Data items:
************

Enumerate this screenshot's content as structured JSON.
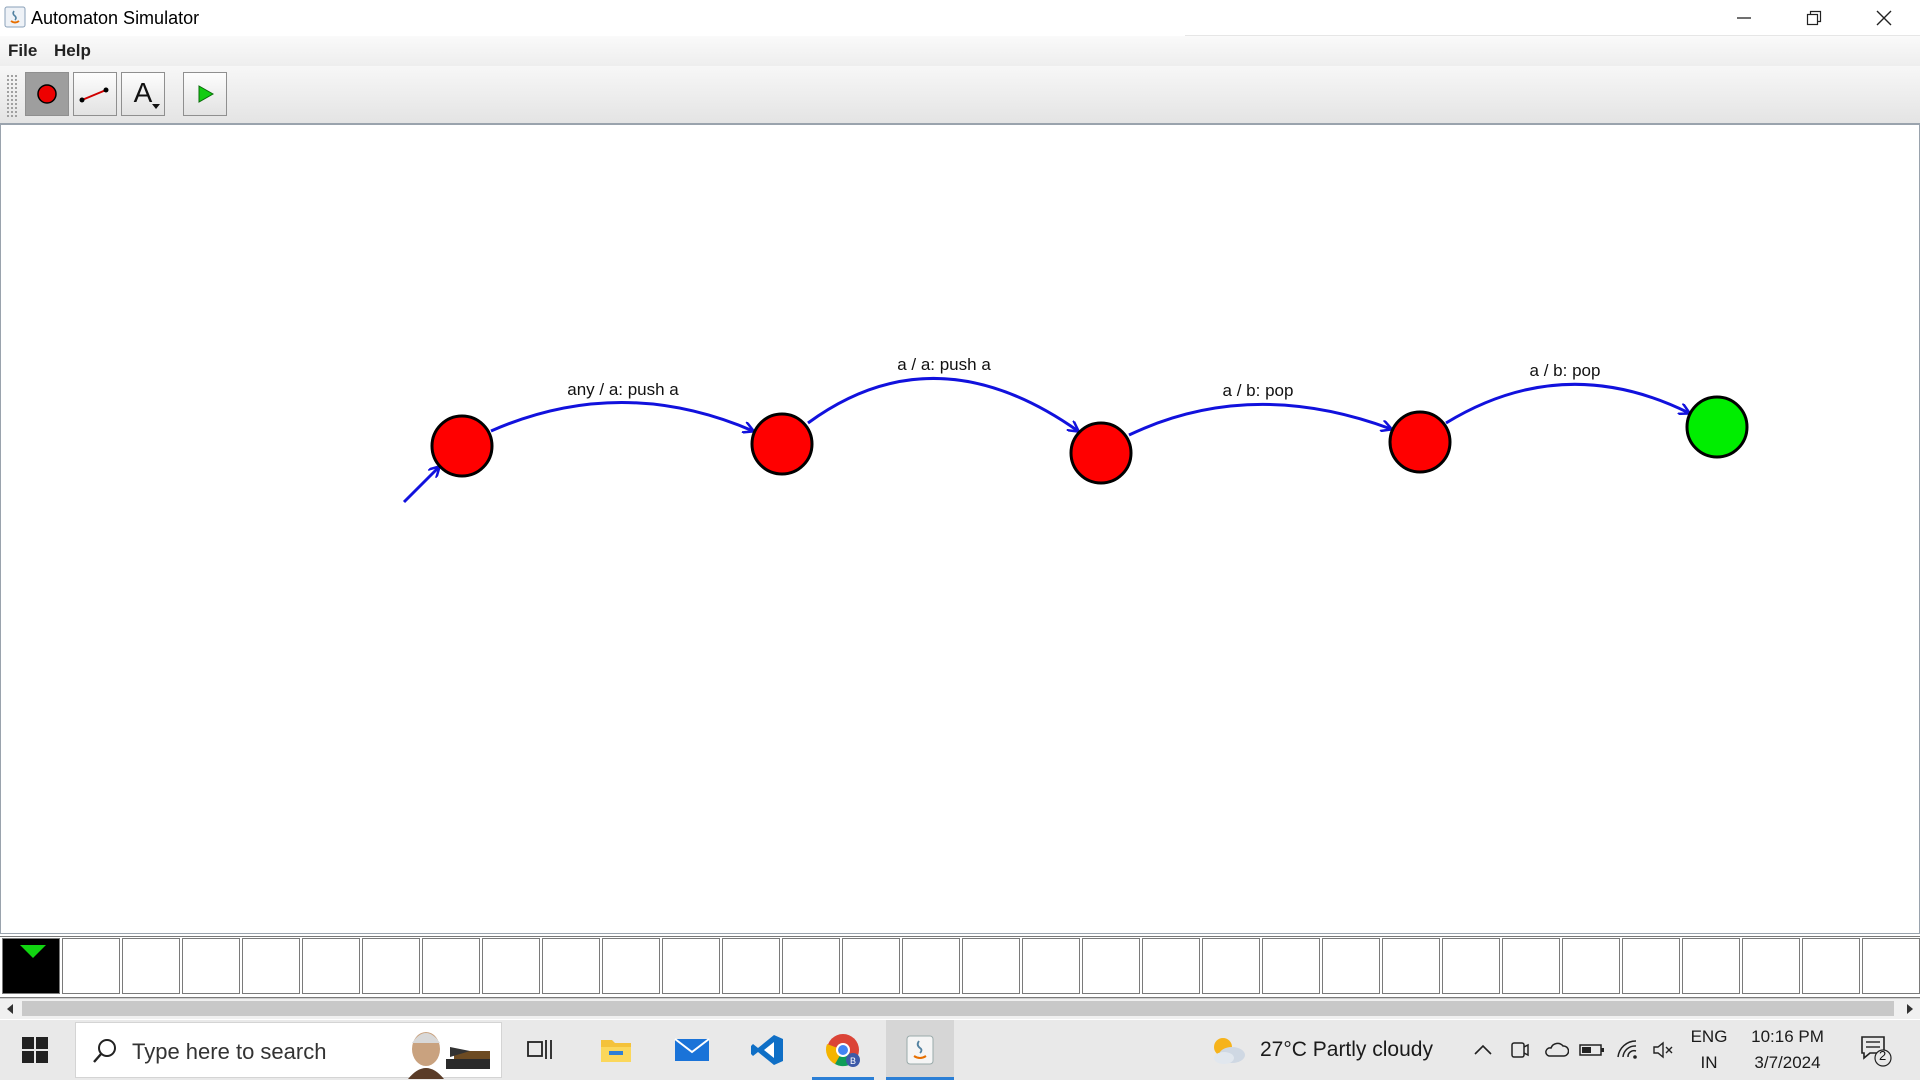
{
  "window": {
    "title": "Automaton Simulator"
  },
  "menu": {
    "items": [
      {
        "label": "File"
      },
      {
        "label": "Help"
      }
    ]
  },
  "toolbar": {
    "tools": [
      {
        "name": "state-tool",
        "active": true
      },
      {
        "name": "transition-tool",
        "active": false
      },
      {
        "name": "text-tool",
        "active": false
      },
      {
        "name": "run-tool",
        "active": false
      }
    ],
    "text_tool_glyph": "A"
  },
  "diagram": {
    "states": [
      {
        "id": "q0",
        "color": "#ff0000",
        "initial": true
      },
      {
        "id": "q1",
        "color": "#ff0000"
      },
      {
        "id": "q2",
        "color": "#ff0000"
      },
      {
        "id": "q3",
        "color": "#ff0000"
      },
      {
        "id": "q4",
        "color": "#00ee00",
        "accepting": true
      }
    ],
    "transitions": [
      {
        "from": "q0",
        "to": "q1",
        "label": "any / a: push a"
      },
      {
        "from": "q1",
        "to": "q2",
        "label": "a / a: push a"
      },
      {
        "from": "q2",
        "to": "q3",
        "label": "a / b: pop"
      },
      {
        "from": "q3",
        "to": "q4",
        "label": "a / b: pop"
      }
    ],
    "edge_color": "#1111dd"
  },
  "tape": {
    "head_color": "#11d411"
  },
  "taskbar": {
    "search_placeholder": "Type here to search",
    "weather": "27°C  Partly cloudy",
    "language_top": "ENG",
    "language_bottom": "IN",
    "time": "10:16 PM",
    "date": "3/7/2024",
    "notification_count": "2"
  }
}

************

GIVEN REQUEST:
Each line that holds the word "true" should be extracted from the records.

RESPONSE TO THIS EXERCISE:
        "active": true
        "initial": true
        "accepting": true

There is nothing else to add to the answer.